### Directive
Give only the number of lines that contain the word "title".

### Listing
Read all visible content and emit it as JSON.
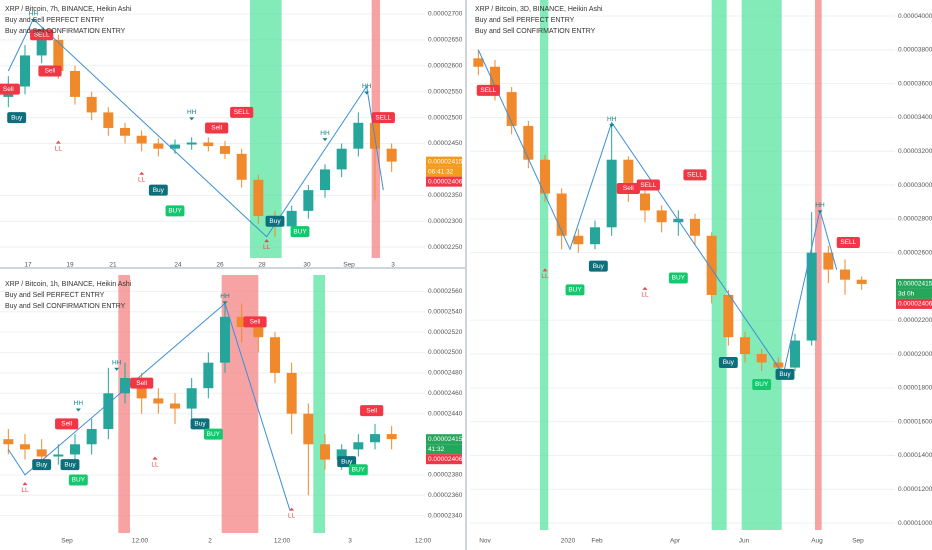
{
  "chart_data": [
    {
      "type": "candlestick",
      "title": "XRP / Bitcoin, 7h, BINANCE, Heikin Ashi",
      "indicators": [
        "Buy and Sell PERFECT ENTRY",
        "Buy and Sell CONFIRMATION ENTRY"
      ],
      "up_color": "#26a69a",
      "down_color": "#f0892b",
      "open": [
        2.54e-05,
        2.56e-05,
        2.62e-05,
        2.65e-05,
        2.59e-05,
        2.54e-05,
        2.51e-05,
        2.48e-05,
        2.465e-05,
        2.45e-05,
        2.44e-05,
        2.448e-05,
        2.452e-05,
        2.445e-05,
        2.43e-05,
        2.38e-05,
        2.31e-05,
        2.29e-05,
        2.32e-05,
        2.36e-05,
        2.4e-05,
        2.44e-05,
        2.49e-05,
        2.44e-05
      ],
      "high": [
        2.58e-05,
        2.64e-05,
        2.67e-05,
        2.66e-05,
        2.6e-05,
        2.55e-05,
        2.52e-05,
        2.49e-05,
        2.475e-05,
        2.46e-05,
        2.458e-05,
        2.462e-05,
        2.462e-05,
        2.455e-05,
        2.44e-05,
        2.39e-05,
        2.32e-05,
        2.33e-05,
        2.37e-05,
        2.41e-05,
        2.45e-05,
        2.51e-05,
        2.5e-05,
        2.45e-05
      ],
      "low": [
        2.52e-05,
        2.545e-05,
        2.605e-05,
        2.575e-05,
        2.525e-05,
        2.495e-05,
        2.465e-05,
        2.45e-05,
        2.435e-05,
        2.425e-05,
        2.43e-05,
        2.438e-05,
        2.435e-05,
        2.42e-05,
        2.365e-05,
        2.295e-05,
        2.27e-05,
        2.28e-05,
        2.305e-05,
        2.345e-05,
        2.385e-05,
        2.425e-05,
        2.34e-05,
        2.395e-05
      ],
      "close": [
        2.56e-05,
        2.62e-05,
        2.65e-05,
        2.59e-05,
        2.54e-05,
        2.51e-05,
        2.48e-05,
        2.465e-05,
        2.45e-05,
        2.44e-05,
        2.448e-05,
        2.452e-05,
        2.445e-05,
        2.43e-05,
        2.38e-05,
        2.31e-05,
        2.29e-05,
        2.32e-05,
        2.36e-05,
        2.4e-05,
        2.44e-05,
        2.49e-05,
        2.44e-05,
        2.415e-05
      ],
      "ylim": [
        2.229e-05,
        2.727e-05
      ],
      "yticks": [
        {
          "value": 2.25e-05,
          "label": "0.00002250"
        },
        {
          "value": 2.3e-05,
          "label": "0.00002300"
        },
        {
          "value": 2.35e-05,
          "label": "0.00002350"
        },
        {
          "value": 2.45e-05,
          "label": "0.00002450"
        },
        {
          "value": 2.5e-05,
          "label": "0.00002500"
        },
        {
          "value": 2.55e-05,
          "label": "0.00002550"
        },
        {
          "value": 2.6e-05,
          "label": "0.00002600"
        },
        {
          "value": 2.65e-05,
          "label": "0.00002650"
        },
        {
          "value": 2.7e-05,
          "label": "0.00002700"
        }
      ],
      "xlabels": [
        "17",
        "19",
        "21",
        "24",
        "26",
        "28",
        "30",
        "Sep",
        "3"
      ],
      "bands": [
        {
          "start": 14.5,
          "end": 16.4,
          "color": "#4fe39a"
        },
        {
          "start": 21.8,
          "end": 22.3,
          "color": "#f47c7c"
        }
      ],
      "zigzag": [
        {
          "i": 0,
          "price": 2.59e-05
        },
        {
          "i": 1.5,
          "price": 2.69e-05
        },
        {
          "i": 15.5,
          "price": 2.27e-05
        },
        {
          "i": 21.5,
          "price": 2.56e-05
        },
        {
          "i": 22.5,
          "price": 2.36e-05
        }
      ],
      "signals": [
        {
          "label": "Sell",
          "kind": "sell",
          "i": 0,
          "price": 2.555e-05
        },
        {
          "label": "SELL",
          "kind": "sell",
          "i": 2,
          "price": 2.66e-05
        },
        {
          "label": "Sell",
          "kind": "sell",
          "i": 2.5,
          "price": 2.59e-05
        },
        {
          "label": "Buy",
          "kind": "buy",
          "i": 0.5,
          "price": 2.5e-05
        },
        {
          "label": "HH",
          "kind": "hh",
          "i": 1.5,
          "price": 2.7e-05
        },
        {
          "label": "LL",
          "kind": "ll",
          "i": 3,
          "price": 2.44e-05
        },
        {
          "label": "LL",
          "kind": "ll",
          "i": 8,
          "price": 2.38e-05
        },
        {
          "label": "Buy",
          "kind": "buy",
          "i": 9,
          "price": 2.36e-05
        },
        {
          "label": "BUY",
          "kind": "buy-confirm",
          "i": 10,
          "price": 2.32e-05
        },
        {
          "label": "HH",
          "kind": "hh",
          "i": 11,
          "price": 2.51e-05
        },
        {
          "label": "Sell",
          "kind": "sell",
          "i": 12.5,
          "price": 2.48e-05
        },
        {
          "label": "SELL",
          "kind": "sell",
          "i": 14,
          "price": 2.51e-05
        },
        {
          "label": "Buy",
          "kind": "buy",
          "i": 16,
          "price": 2.3e-05
        },
        {
          "label": "BUY",
          "kind": "buy-confirm",
          "i": 17.5,
          "price": 2.28e-05
        },
        {
          "label": "LL",
          "kind": "ll",
          "i": 15.5,
          "price": 2.25e-05
        },
        {
          "label": "HH",
          "kind": "hh",
          "i": 19,
          "price": 2.47e-05
        },
        {
          "label": "HH",
          "kind": "hh",
          "i": 21.5,
          "price": 2.56e-05
        },
        {
          "label": "SELL",
          "kind": "sell",
          "i": 22.5,
          "price": 2.5e-05
        }
      ],
      "price_tags": [
        {
          "value": 2.415e-05,
          "label": "0.00002415",
          "color": "#f29b1d"
        },
        {
          "label": "06:41:32",
          "color": "#f29b1d"
        },
        {
          "value": 2.406e-05,
          "label": "0.00002406",
          "color": "#f23645"
        }
      ]
    },
    {
      "type": "candlestick",
      "title": "XRP / Bitcoin, 1h, BINANCE, Heikin Ashi",
      "indicators": [
        "Buy and Sell PERFECT ENTRY",
        "Buy and Sell CONFIRMATION ENTRY"
      ],
      "up_color": "#26a69a",
      "down_color": "#f0892b",
      "open": [
        2.415e-05,
        2.41e-05,
        2.405e-05,
        2.398e-05,
        2.4e-05,
        2.41e-05,
        2.425e-05,
        2.46e-05,
        2.475e-05,
        2.455e-05,
        2.45e-05,
        2.445e-05,
        2.465e-05,
        2.49e-05,
        2.535e-05,
        2.525e-05,
        2.515e-05,
        2.48e-05,
        2.44e-05,
        2.41e-05,
        2.395e-05,
        2.405e-05,
        2.412e-05,
        2.42e-05
      ],
      "high": [
        2.425e-05,
        2.42e-05,
        2.415e-05,
        2.41e-05,
        2.42e-05,
        2.435e-05,
        2.485e-05,
        2.49e-05,
        2.48e-05,
        2.465e-05,
        2.46e-05,
        2.475e-05,
        2.5e-05,
        2.55e-05,
        2.548e-05,
        2.53e-05,
        2.52e-05,
        2.49e-05,
        2.45e-05,
        2.42e-05,
        2.41e-05,
        2.42e-05,
        2.43e-05,
        2.428e-05
      ],
      "low": [
        2.4e-05,
        2.395e-05,
        2.385e-05,
        2.39e-05,
        2.395e-05,
        2.4e-05,
        2.415e-05,
        2.45e-05,
        2.44e-05,
        2.44e-05,
        2.43e-05,
        2.435e-05,
        2.455e-05,
        2.48e-05,
        2.51e-05,
        2.5e-05,
        2.47e-05,
        2.42e-05,
        2.36e-05,
        2.385e-05,
        2.385e-05,
        2.398e-05,
        2.405e-05,
        2.405e-05
      ],
      "close": [
        2.41e-05,
        2.405e-05,
        2.398e-05,
        2.4e-05,
        2.41e-05,
        2.425e-05,
        2.46e-05,
        2.475e-05,
        2.455e-05,
        2.45e-05,
        2.445e-05,
        2.465e-05,
        2.49e-05,
        2.535e-05,
        2.525e-05,
        2.515e-05,
        2.48e-05,
        2.44e-05,
        2.41e-05,
        2.395e-05,
        2.405e-05,
        2.412e-05,
        2.42e-05,
        2.415e-05
      ],
      "ylim": [
        2.323e-05,
        2.576e-05
      ],
      "yticks": [
        {
          "value": 2.34e-05,
          "label": "0.00002340"
        },
        {
          "value": 2.36e-05,
          "label": "0.00002360"
        },
        {
          "value": 2.38e-05,
          "label": "0.00002380"
        },
        {
          "value": 2.44e-05,
          "label": "0.00002440"
        },
        {
          "value": 2.46e-05,
          "label": "0.00002460"
        },
        {
          "value": 2.48e-05,
          "label": "0.00002480"
        },
        {
          "value": 2.5e-05,
          "label": "0.00002500"
        },
        {
          "value": 2.52e-05,
          "label": "0.00002520"
        },
        {
          "value": 2.54e-05,
          "label": "0.00002540"
        },
        {
          "value": 2.56e-05,
          "label": "0.00002560"
        }
      ],
      "xlabels": [
        "Sep",
        "12:00",
        "2",
        "12:00",
        "3",
        "12:00"
      ],
      "bands": [
        {
          "start": 6.6,
          "end": 7.3,
          "color": "#f47c7c"
        },
        {
          "start": 12.8,
          "end": 15,
          "color": "#f47c7c"
        },
        {
          "start": 18.3,
          "end": 19,
          "color": "#4fe39a"
        }
      ],
      "zigzag": [
        {
          "i": 0,
          "price": 2.405e-05
        },
        {
          "i": 1,
          "price": 2.38e-05
        },
        {
          "i": 13,
          "price": 2.548e-05
        },
        {
          "i": 16.9,
          "price": 2.345e-05
        }
      ],
      "signals": [
        {
          "label": "LL",
          "kind": "ll",
          "i": 1,
          "price": 2.365e-05
        },
        {
          "label": "Buy",
          "kind": "buy",
          "i": 2,
          "price": 2.39e-05
        },
        {
          "label": "Buy",
          "kind": "buy",
          "i": 3.7,
          "price": 2.39e-05
        },
        {
          "label": "BUY",
          "kind": "buy-confirm",
          "i": 4.2,
          "price": 2.375e-05
        },
        {
          "label": "Sell",
          "kind": "sell",
          "i": 3.5,
          "price": 2.43e-05
        },
        {
          "label": "HH",
          "kind": "hh",
          "i": 4.2,
          "price": 2.45e-05
        },
        {
          "label": "HH",
          "kind": "hh",
          "i": 6.5,
          "price": 2.49e-05
        },
        {
          "label": "Sell",
          "kind": "sell",
          "i": 8,
          "price": 2.47e-05
        },
        {
          "label": "LL",
          "kind": "ll",
          "i": 8.8,
          "price": 2.39e-05
        },
        {
          "label": "Buy",
          "kind": "buy",
          "i": 11.5,
          "price": 2.43e-05
        },
        {
          "label": "BUY",
          "kind": "buy-confirm",
          "i": 12.3,
          "price": 2.42e-05
        },
        {
          "label": "HH",
          "kind": "hh",
          "i": 13,
          "price": 2.555e-05
        },
        {
          "label": "Sell",
          "kind": "sell",
          "i": 14.8,
          "price": 2.53e-05
        },
        {
          "label": "LL",
          "kind": "ll",
          "i": 17,
          "price": 2.34e-05
        },
        {
          "label": "Buy",
          "kind": "buy",
          "i": 20.3,
          "price": 2.393e-05
        },
        {
          "label": "BUY",
          "kind": "buy-confirm",
          "i": 21,
          "price": 2.385e-05
        },
        {
          "label": "Sell",
          "kind": "sell",
          "i": 21.8,
          "price": 2.443e-05
        }
      ],
      "price_tags": [
        {
          "value": 2.415e-05,
          "label": "0.00002415",
          "color": "#26a65b"
        },
        {
          "label": "41:32",
          "color": "#26a65b"
        },
        {
          "value": 2.406e-05,
          "label": "0.00002406",
          "color": "#f23645"
        }
      ]
    },
    {
      "type": "candlestick",
      "title": "XRP / Bitcoin, 3D, BINANCE, Heikin Ashi",
      "indicators": [
        "Buy and Sell PERFECT ENTRY",
        "Buy and Sell CONFIRMATION ENTRY"
      ],
      "up_color": "#26a69a",
      "down_color": "#f0892b",
      "open": [
        3.75e-05,
        3.7e-05,
        3.55e-05,
        3.35e-05,
        3.15e-05,
        2.95e-05,
        2.7e-05,
        2.65e-05,
        2.75e-05,
        3.15e-05,
        2.95e-05,
        2.85e-05,
        2.78e-05,
        2.8e-05,
        2.7e-05,
        2.35e-05,
        2.1e-05,
        2e-05,
        1.95e-05,
        1.92e-05,
        2.08e-05,
        2.6e-05,
        2.5e-05,
        2.44e-05
      ],
      "high": [
        3.8e-05,
        3.74e-05,
        3.58e-05,
        3.38e-05,
        3.18e-05,
        2.98e-05,
        2.74e-05,
        2.79e-05,
        3.37e-05,
        3.17e-05,
        2.98e-05,
        2.88e-05,
        2.85e-05,
        2.83e-05,
        2.72e-05,
        2.38e-05,
        2.13e-05,
        2.03e-05,
        1.98e-05,
        2.12e-05,
        2.84e-05,
        2.64e-05,
        2.56e-05,
        2.46e-05
      ],
      "low": [
        3.65e-05,
        3.5e-05,
        3.3e-05,
        3.1e-05,
        2.9e-05,
        2.62e-05,
        2.6e-05,
        2.62e-05,
        2.7e-05,
        2.9e-05,
        2.78e-05,
        2.72e-05,
        2.7e-05,
        2.65e-05,
        2.3e-05,
        2.05e-05,
        1.95e-05,
        1.9e-05,
        1.88e-05,
        1.9e-05,
        2.05e-05,
        2.42e-05,
        2.35e-05,
        2.38e-05
      ],
      "close": [
        3.7e-05,
        3.55e-05,
        3.35e-05,
        3.15e-05,
        2.95e-05,
        2.7e-05,
        2.65e-05,
        2.75e-05,
        3.15e-05,
        2.95e-05,
        2.85e-05,
        2.78e-05,
        2.8e-05,
        2.7e-05,
        2.35e-05,
        2.1e-05,
        2e-05,
        1.95e-05,
        1.92e-05,
        2.08e-05,
        2.6e-05,
        2.5e-05,
        2.44e-05,
        2.415e-05
      ],
      "ylim": [
        9.59e-06,
        4.095e-05
      ],
      "yticks": [
        {
          "value": 1e-05,
          "label": "0.00001000"
        },
        {
          "value": 1.2e-05,
          "label": "0.00001200"
        },
        {
          "value": 1.4e-05,
          "label": "0.00001400"
        },
        {
          "value": 1.6e-05,
          "label": "0.00001600"
        },
        {
          "value": 1.8e-05,
          "label": "0.00001800"
        },
        {
          "value": 2e-05,
          "label": "0.00002000"
        },
        {
          "value": 2.2e-05,
          "label": "0.00002200"
        },
        {
          "value": 2.6e-05,
          "label": "0.00002600"
        },
        {
          "value": 2.8e-05,
          "label": "0.00002800"
        },
        {
          "value": 3e-05,
          "label": "0.00003000"
        },
        {
          "value": 3.2e-05,
          "label": "0.00003200"
        },
        {
          "value": 3.4e-05,
          "label": "0.00003400"
        },
        {
          "value": 3.6e-05,
          "label": "0.00003600"
        },
        {
          "value": 3.8e-05,
          "label": "0.00003800"
        },
        {
          "value": 4e-05,
          "label": "0.00004000"
        }
      ],
      "xlabels": [
        "Nov",
        "2020",
        "Feb",
        "Apr",
        "Jun",
        "Aug",
        "Sep"
      ],
      "bands": [
        {
          "start": 3.7,
          "end": 4.2,
          "color": "#4fe39a"
        },
        {
          "start": 14,
          "end": 14.9,
          "color": "#4fe39a"
        },
        {
          "start": 15.8,
          "end": 18.2,
          "color": "#4fe39a"
        },
        {
          "start": 20.2,
          "end": 20.6,
          "color": "#f47c7c"
        }
      ],
      "zigzag": [
        {
          "i": 0,
          "price": 3.8e-05
        },
        {
          "i": 5.5,
          "price": 2.62e-05
        },
        {
          "i": 8,
          "price": 3.37e-05
        },
        {
          "i": 18.3,
          "price": 1.88e-05
        },
        {
          "i": 20.5,
          "price": 2.85e-05
        },
        {
          "i": 21.5,
          "price": 2.5e-05
        }
      ],
      "signals": [
        {
          "label": "SELL",
          "kind": "sell",
          "i": 0.6,
          "price": 3.56e-05
        },
        {
          "label": "LL",
          "kind": "ll",
          "i": 4,
          "price": 2.46e-05
        },
        {
          "label": "Buy",
          "kind": "buy",
          "i": 7.2,
          "price": 2.52e-05
        },
        {
          "label": "BUY",
          "kind": "buy-confirm",
          "i": 5.8,
          "price": 2.38e-05
        },
        {
          "label": "HH",
          "kind": "hh",
          "i": 8,
          "price": 3.39e-05
        },
        {
          "label": "Sell",
          "kind": "sell",
          "i": 9,
          "price": 2.98e-05
        },
        {
          "label": "SELL",
          "kind": "sell",
          "i": 10.2,
          "price": 3e-05
        },
        {
          "label": "LL",
          "kind": "ll",
          "i": 10,
          "price": 2.35e-05
        },
        {
          "label": "BUY",
          "kind": "buy-confirm",
          "i": 12,
          "price": 2.45e-05
        },
        {
          "label": "SELL",
          "kind": "sell",
          "i": 13,
          "price": 3.06e-05
        },
        {
          "label": "Buy",
          "kind": "buy",
          "i": 15,
          "price": 1.95e-05
        },
        {
          "label": "BUY",
          "kind": "buy-confirm",
          "i": 17,
          "price": 1.82e-05
        },
        {
          "label": "Buy",
          "kind": "buy",
          "i": 18.4,
          "price": 1.88e-05
        },
        {
          "label": "HH",
          "kind": "hh",
          "i": 20.5,
          "price": 2.88e-05
        },
        {
          "label": "SELL",
          "kind": "sell",
          "i": 22.2,
          "price": 2.66e-05
        }
      ],
      "price_tags": [
        {
          "value": 2.415e-05,
          "label": "0.00002415",
          "color": "#26a65b"
        },
        {
          "label": "3d 0h",
          "color": "#26a65b"
        },
        {
          "value": 2.406e-05,
          "label": "0.00002406",
          "color": "#f23645"
        }
      ]
    }
  ],
  "signal_colors": {
    "sell": "#f23645",
    "buy": "#0e6f7c",
    "buy-confirm": "#14c86e",
    "hh": "#138484",
    "ll": "#e5484d"
  },
  "zigzag_color": "#3d8fd6"
}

### Expected answer
3